═══ Stored rows

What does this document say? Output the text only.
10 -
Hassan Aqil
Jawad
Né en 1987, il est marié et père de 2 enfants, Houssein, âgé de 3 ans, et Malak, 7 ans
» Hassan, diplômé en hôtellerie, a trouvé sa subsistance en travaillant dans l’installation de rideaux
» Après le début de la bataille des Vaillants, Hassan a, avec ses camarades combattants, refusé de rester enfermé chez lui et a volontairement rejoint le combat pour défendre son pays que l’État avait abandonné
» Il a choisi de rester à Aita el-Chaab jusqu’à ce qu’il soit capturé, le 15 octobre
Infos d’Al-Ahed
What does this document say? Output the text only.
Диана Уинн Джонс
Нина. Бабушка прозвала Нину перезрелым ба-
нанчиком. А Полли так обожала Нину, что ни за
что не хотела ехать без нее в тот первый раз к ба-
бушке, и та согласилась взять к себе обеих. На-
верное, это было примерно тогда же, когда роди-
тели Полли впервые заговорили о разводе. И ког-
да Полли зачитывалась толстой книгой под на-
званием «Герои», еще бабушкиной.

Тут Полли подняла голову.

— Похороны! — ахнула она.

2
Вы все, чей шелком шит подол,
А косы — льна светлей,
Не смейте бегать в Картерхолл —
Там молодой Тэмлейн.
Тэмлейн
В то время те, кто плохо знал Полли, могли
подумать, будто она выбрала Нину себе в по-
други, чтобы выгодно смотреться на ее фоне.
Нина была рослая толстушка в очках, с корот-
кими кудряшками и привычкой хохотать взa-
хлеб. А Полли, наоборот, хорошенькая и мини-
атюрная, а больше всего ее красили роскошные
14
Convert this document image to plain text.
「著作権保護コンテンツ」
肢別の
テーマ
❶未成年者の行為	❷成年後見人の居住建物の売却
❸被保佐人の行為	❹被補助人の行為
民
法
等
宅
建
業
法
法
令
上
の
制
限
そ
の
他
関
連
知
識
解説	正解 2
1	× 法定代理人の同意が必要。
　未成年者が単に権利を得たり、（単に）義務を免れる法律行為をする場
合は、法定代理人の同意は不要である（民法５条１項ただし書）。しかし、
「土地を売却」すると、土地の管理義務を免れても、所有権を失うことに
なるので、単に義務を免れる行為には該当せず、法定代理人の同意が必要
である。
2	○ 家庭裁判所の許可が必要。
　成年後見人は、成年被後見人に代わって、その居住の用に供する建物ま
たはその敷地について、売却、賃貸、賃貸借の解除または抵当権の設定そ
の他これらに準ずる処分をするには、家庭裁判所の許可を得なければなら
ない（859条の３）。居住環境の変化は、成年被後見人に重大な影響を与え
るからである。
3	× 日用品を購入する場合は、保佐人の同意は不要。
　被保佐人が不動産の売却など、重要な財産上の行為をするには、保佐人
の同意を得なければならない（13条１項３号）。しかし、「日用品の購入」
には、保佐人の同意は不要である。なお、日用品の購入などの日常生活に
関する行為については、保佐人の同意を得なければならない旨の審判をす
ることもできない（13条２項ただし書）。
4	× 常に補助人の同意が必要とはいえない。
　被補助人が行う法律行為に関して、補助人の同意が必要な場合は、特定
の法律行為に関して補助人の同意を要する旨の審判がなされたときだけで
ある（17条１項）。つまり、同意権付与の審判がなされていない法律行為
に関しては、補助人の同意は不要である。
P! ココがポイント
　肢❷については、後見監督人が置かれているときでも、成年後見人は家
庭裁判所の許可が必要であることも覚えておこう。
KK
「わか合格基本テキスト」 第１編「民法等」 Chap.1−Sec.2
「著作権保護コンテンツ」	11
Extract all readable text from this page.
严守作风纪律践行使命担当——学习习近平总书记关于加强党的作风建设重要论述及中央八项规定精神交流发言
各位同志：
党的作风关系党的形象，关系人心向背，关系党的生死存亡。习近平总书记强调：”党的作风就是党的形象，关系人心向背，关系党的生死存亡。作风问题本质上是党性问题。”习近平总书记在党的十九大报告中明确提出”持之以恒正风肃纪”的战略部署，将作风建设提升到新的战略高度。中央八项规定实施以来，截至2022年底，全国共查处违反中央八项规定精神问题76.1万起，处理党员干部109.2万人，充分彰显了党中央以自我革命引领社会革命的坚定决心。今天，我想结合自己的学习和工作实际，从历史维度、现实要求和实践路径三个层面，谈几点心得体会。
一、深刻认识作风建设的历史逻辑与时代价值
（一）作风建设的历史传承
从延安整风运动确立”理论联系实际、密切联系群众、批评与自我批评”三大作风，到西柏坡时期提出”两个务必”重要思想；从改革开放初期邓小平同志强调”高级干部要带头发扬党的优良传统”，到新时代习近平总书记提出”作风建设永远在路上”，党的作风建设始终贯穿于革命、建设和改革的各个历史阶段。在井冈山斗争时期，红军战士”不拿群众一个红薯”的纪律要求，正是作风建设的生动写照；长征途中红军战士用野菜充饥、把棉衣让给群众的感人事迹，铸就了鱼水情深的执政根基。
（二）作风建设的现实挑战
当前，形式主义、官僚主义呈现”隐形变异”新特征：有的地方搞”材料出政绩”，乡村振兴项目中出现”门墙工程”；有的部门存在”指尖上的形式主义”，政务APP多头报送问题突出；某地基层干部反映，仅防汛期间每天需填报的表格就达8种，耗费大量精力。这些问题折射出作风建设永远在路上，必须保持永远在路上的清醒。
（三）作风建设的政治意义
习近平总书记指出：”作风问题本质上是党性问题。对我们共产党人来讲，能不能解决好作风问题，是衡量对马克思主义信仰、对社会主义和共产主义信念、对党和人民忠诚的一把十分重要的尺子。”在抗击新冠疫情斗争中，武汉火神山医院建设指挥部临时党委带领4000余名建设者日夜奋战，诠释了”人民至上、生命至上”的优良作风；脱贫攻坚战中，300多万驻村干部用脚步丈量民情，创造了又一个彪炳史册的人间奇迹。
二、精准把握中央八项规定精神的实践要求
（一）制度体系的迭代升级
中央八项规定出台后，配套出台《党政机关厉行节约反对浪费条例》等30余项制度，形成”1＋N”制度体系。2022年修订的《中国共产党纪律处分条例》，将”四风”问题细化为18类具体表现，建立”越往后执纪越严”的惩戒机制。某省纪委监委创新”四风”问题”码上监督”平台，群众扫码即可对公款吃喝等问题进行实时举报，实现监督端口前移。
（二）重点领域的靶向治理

══════

→ What is asked
Quote verbatim the line containing "Extract all readable text from this page." and every line after it through the end of the records above.

→ Expected answer
Extract all readable text from this page.
严守作风纪律践行使命担当——学习习近平总书记关于加强党的作风建设重要论述及中央八项规定精神交流发言
各位同志：
党的作风关系党的形象，关系人心向背，关系党的生死存亡。习近平总书记强调：”党的作风就是党的形象，关系人心向背，关系党的生死存亡。作风问题本质上是党性问题。”习近平总书记在党的十九大报告中明确提出”持之以恒正风肃纪”的战略部署，将作风建设提升到新的战略高度。中央八项规定实施以来，截至2022年底，全国共查处违反中央八项规定精神问题76.1万起，处理党员干部109.2万人，充分彰显了党中央以自我革命引领社会革命的坚定决心。今天，我想结合自己的学习和工作实际，从历史维度、现实要求和实践路径三个层面，谈几点心得体会。
一、深刻认识作风建设的历史逻辑与时代价值
（一）作风建设的历史传承
从延安整风运动确立”理论联系实际、密切联系群众、批评与自我批评”三大作风，到西柏坡时期提出”两个务必”重要思想；从改革开放初期邓小平同志强调”高级干部要带头发扬党的优良传统”，到新时代习近平总书记提出”作风建设永远在路上”，党的作风建设始终贯穿于革命、建设和改革的各个历史阶段。在井冈山斗争时期，红军战士”不拿群众一个红薯”的纪律要求，正是作风建设的生动写照；长征途中红军战士用野菜充饥、把棉衣让给群众的感人事迹，铸就了鱼水情深的执政根基。
（二）作风建设的现实挑战
当前，形式主义、官僚主义呈现”隐形变异”新特征：有的地方搞”材料出政绩”，乡村振兴项目中出现”门墙工程”；有的部门存在”指尖上的形式主义”，政务APP多头报送问题突出；某地基层干部反映，仅防汛期间每天需填报的表格就达8种，耗费大量精力。这些问题折射出作风建设永远在路上，必须保持永远在路上的清醒。
（三）作风建设的政治意义
习近平总书记指出：”作风问题本质上是党性问题。对我们共产党人来讲，能不能解决好作风问题，是衡量对马克思主义信仰、对社会主义和共产主义信念、对党和人民忠诚的一把十分重要的尺子。”在抗击新冠疫情斗争中，武汉火神山医院建设指挥部临时党委带领4000余名建设者日夜奋战，诠释了”人民至上、生命至上”的优良作风；脱贫攻坚战中，300多万驻村干部用脚步丈量民情，创造了又一个彪炳史册的人间奇迹。
二、精准把握中央八项规定精神的实践要求
（一）制度体系的迭代升级
中央八项规定出台后，配套出台《党政机关厉行节约反对浪费条例》等30余项制度，形成”1＋N”制度体系。2022年修订的《中国共产党纪律处分条例》，将”四风”问题细化为18类具体表现，建立”越往后执纪越严”的惩戒机制。某省纪委监委创新”四风”问题”码上监督”平台，群众扫码即可对公款吃喝等问题进行实时举报，实现监督端口前移。
（二）重点领域的靶向治理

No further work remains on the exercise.